[AUFGABE] Schreibe den Bericht über die Zeugin ab dem Wortlaut "Sie sei in Masar-e" bis einschließlich "laufe alles normal." noch einmal ab. Tausche dabei "Zentrale" jedes Mal gegen "Hauptverwaltung" aus.

[TEXTAUSZUG]
Zeugin: Afghanische Ortskräfte allein gelassen
Berlin: (hib/CRS) Der 1. Untersuchungsausschuss Afghanistan hat am heutigen Donnerstag seine 18. Sitzung mit der Befragung einer Ortskraft der Kreditanstalt für Wiederaufbau (KfW) begonnen. Die Zeugin berichtete zunächst über ihre Erlebnisse im Jahr vor dem Fall der Hauptstadt Afghanistans und während ihrer Evakuierung am Flughafen Kabul.
Sie sei in Masar-e Scharif im Norden des Landes für die deutsche Organisation tätig gewesen, berichtete die ausgebildete Journalistin. Bereits ein Jahr vor der Machtübernahme der Taliban, als die Bundeswehr angefangen hatte den Abzug aus dem Land vorzubereiten, hätten auch in ihrem Büro Gespräche stattgefunden. Bei einem Treffen der Büros der KfW in Kabul und Masar mit der Zentrale in Frankfurt am Main hätten die örtlichen Büros eine Evakuierung ins Gespräch gebracht. Dieser Vorschlag sei jedoch von der Zentrale abgelehnt worden, mit dem Argument, in Afghanistan laufe alles normal.

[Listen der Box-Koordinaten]
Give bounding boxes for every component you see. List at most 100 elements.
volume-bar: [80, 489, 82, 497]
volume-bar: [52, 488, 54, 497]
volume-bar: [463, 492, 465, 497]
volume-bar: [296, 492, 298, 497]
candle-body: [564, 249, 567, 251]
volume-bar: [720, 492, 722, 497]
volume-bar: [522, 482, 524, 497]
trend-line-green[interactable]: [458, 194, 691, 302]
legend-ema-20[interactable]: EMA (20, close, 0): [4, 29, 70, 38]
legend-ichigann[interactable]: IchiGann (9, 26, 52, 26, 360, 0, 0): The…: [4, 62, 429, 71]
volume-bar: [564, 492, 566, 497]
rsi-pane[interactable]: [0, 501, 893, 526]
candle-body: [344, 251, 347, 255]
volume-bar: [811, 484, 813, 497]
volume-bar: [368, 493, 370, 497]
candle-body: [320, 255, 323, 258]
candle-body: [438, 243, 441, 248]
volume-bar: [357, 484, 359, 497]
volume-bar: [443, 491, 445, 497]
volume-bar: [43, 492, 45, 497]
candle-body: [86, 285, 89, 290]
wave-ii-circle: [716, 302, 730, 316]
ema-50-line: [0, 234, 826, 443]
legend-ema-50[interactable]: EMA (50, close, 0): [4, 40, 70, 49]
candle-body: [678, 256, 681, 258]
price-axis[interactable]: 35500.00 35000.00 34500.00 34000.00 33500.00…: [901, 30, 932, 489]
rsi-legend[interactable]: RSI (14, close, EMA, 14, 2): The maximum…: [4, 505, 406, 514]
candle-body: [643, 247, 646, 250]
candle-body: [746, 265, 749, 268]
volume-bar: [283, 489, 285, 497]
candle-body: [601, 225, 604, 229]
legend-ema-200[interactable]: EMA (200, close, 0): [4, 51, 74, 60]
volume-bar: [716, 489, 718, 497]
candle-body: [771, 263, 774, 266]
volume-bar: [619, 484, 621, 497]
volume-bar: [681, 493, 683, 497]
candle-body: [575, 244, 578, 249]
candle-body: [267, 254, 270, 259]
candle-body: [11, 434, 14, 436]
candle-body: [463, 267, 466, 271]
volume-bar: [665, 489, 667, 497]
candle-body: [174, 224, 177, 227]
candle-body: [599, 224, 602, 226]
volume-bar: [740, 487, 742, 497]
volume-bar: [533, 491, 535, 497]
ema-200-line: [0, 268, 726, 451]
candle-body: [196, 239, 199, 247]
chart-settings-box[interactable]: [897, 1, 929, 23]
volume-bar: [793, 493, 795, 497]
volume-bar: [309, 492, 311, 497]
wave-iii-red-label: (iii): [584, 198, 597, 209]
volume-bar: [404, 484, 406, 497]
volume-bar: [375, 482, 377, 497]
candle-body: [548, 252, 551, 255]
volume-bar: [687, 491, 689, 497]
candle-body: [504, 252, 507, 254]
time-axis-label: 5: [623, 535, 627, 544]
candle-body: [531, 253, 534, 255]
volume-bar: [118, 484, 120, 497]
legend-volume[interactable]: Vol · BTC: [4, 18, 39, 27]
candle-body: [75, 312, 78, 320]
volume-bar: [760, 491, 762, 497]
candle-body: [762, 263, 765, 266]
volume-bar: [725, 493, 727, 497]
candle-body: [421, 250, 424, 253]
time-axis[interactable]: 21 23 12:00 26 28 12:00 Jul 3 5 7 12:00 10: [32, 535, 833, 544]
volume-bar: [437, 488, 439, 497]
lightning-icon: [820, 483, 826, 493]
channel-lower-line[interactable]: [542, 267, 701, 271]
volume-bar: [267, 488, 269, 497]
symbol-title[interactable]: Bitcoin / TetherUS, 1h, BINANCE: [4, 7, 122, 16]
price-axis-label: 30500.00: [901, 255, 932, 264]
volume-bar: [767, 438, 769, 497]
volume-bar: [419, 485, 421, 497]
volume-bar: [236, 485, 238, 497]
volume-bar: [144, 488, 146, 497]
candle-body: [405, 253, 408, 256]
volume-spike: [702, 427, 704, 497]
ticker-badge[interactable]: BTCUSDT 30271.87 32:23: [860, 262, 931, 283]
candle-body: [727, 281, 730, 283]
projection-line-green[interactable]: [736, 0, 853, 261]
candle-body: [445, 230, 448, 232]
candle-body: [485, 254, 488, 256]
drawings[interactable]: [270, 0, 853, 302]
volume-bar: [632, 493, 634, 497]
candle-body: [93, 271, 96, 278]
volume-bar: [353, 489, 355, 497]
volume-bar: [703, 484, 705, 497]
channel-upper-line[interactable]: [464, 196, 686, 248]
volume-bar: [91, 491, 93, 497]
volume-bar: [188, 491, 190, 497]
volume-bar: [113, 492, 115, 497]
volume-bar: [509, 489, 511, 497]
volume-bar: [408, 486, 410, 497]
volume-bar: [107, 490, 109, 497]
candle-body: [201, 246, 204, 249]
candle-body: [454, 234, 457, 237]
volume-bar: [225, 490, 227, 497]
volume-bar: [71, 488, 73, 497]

[ANTWORT]
Sie sei in Masar-e Scharif im Norden des Landes für die deutsche Organisation tätig gewesen, berichtete die ausgebildete Journalistin. Bereits ein Jahr vor der Machtübernahme der Taliban, als die Bundeswehr angefangen hatte den Abzug aus dem Land vorzubereiten, hätten auch in ihrem Büro Gespräche stattgefunden. Bei einem Treffen der Büros der KfW in Kabul und Masar mit der Hauptverwaltung in Frankfurt am Main hätten die örtlichen Büros eine Evakuierung ins Gespräch gebracht. Dieser Vorschlag sei jedoch von der Hauptverwaltung abgelehnt worden, mit dem Argument, in Afghanistan laufe alles normal.